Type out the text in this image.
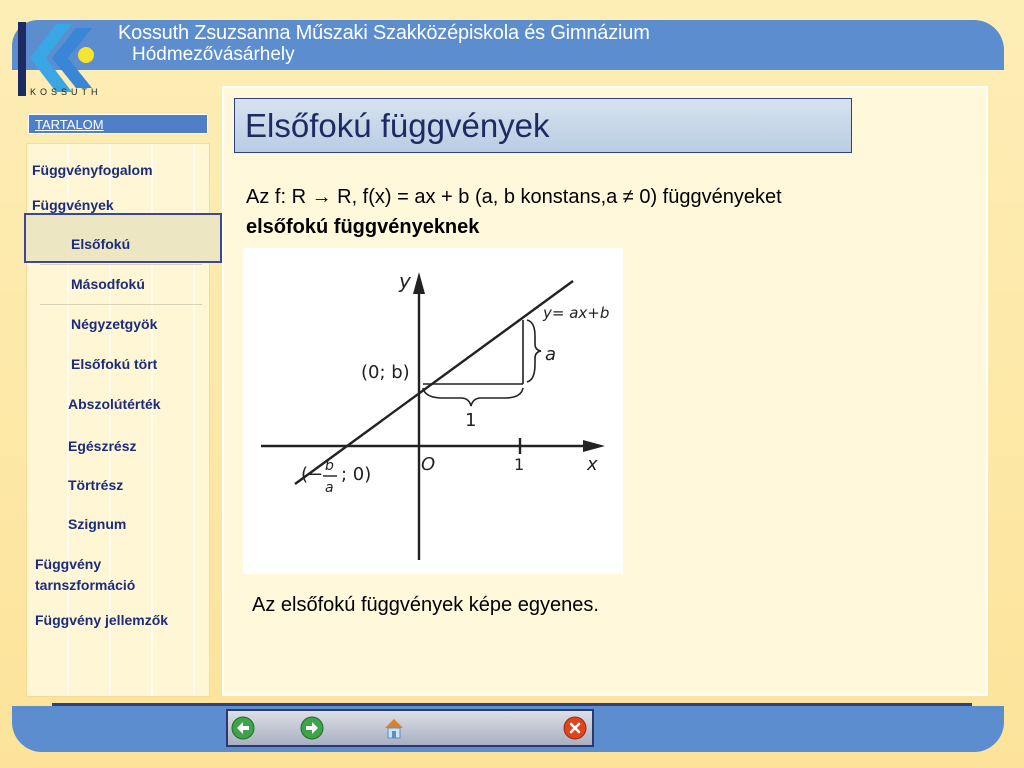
KOSSUTH
Kossuth Zsuzsanna Műszaki Szakközépiskola és Gimnázium
Hódmezővásárhely
TARTALOM
Függvényfogalom
Függvények
Elsőfokú
Másodfokú
Négyzetgyök
Elsőfokú tört
Abszolútérték
Egészrész
Törtrész
Szignum
Függvény tarnszformáció
Függvény jellemzők
Elsőfokú függvények
Az f: R → R, f(x) = ax + b (a, b konstans,a ≠ 0) függvényeket
elsőfokú függvényeknek
y
x
y= ax+b
a
1
(0; b)
O	1
(− b
a
; 0)
Az elsőfokú függvények képe egyenes.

Aim of the exercise » Reproduce all of the entries word for word, skipping any pictures they hold.

Worked answer »
Type out the text in this image.
KOSSUTH
Kossuth Zsuzsanna Műszaki Szakközépiskola és Gimnázium
Hódmezővásárhely
TARTALOM
Függvényfogalom
Függvények
Elsőfokú
Másodfokú
Négyzetgyök
Elsőfokú tört
Abszolútérték
Egészrész
Törtrész
Szignum
Függvény tarnszformáció
Függvény jellemzők
Elsőfokú függvények
Az f: R → R, f(x) = ax + b (a, b konstans,a ≠ 0) függvényeket
elsőfokú függvényeknek
y
x
y= ax+b
a
1
(0; b)
O	1
(− b
a
; 0)
Az elsőfokú függvények képe egyenes.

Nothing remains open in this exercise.